** What you should do **
Pick out and copy every line below that has the word "праздником".

(Records)
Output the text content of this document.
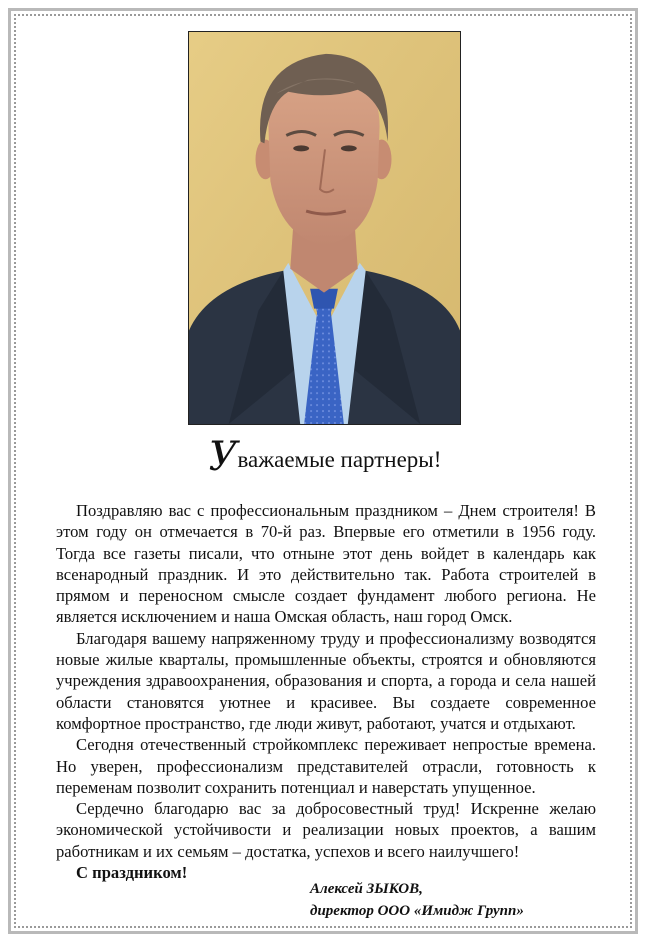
Уважаемые партнеры!

Поздравляю вас с профессиональным праздником – Днем строителя! В этом году он отмечается в 70-й раз. Впервые его отметили в 1956 году. Тогда все газеты писали, что отныне этот день войдет в календарь как всенародный праздник. И это действительно так. Работа строителей в прямом и переносном смысле создает фундамент любого региона. Не является исключением и наша Омская область, наш город Омск.

Благодаря вашему напряженному труду и профессионализму возводятся новые жилые кварталы, промышленные объекты, строятся и обновляются учреждения здравоохранения, образования и спорта, а города и села нашей области становятся уютнее и красивее. Вы создаете современное комфортное пространство, где люди живут, работают, учатся и отдыхают.

Сегодня отечественный стройкомплекс переживает непростые времена. Но уверен, профессионализм представителей отрасли, готовность к переменам позволит сохранить потенциал и наверстать упущенное.

Сердечно благодарю вас за добросовестный труд! Искренне желаю экономической устойчивости и реализации новых проектов, а вашим работникам и их семьям – достатка, успехов и всего наилучшего!

С праздником!

Алексей ЗЫКОВ,
директор ООО «Имидж Групп»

** Result of this task **
Поздравляю вас с профессиональным праздником – Днем строителя! В этом году он отмечается в 70-й раз. Впервые его отметили в 1956 году. Тогда все газеты писали, что отныне этот день войдет в календарь как всенародный праздник. И это действительно так. Работа строителей в прямом и переносном смысле создает фундамент любого региона. Не является исключением и наша Омская область, наш город Омск.
С праздником!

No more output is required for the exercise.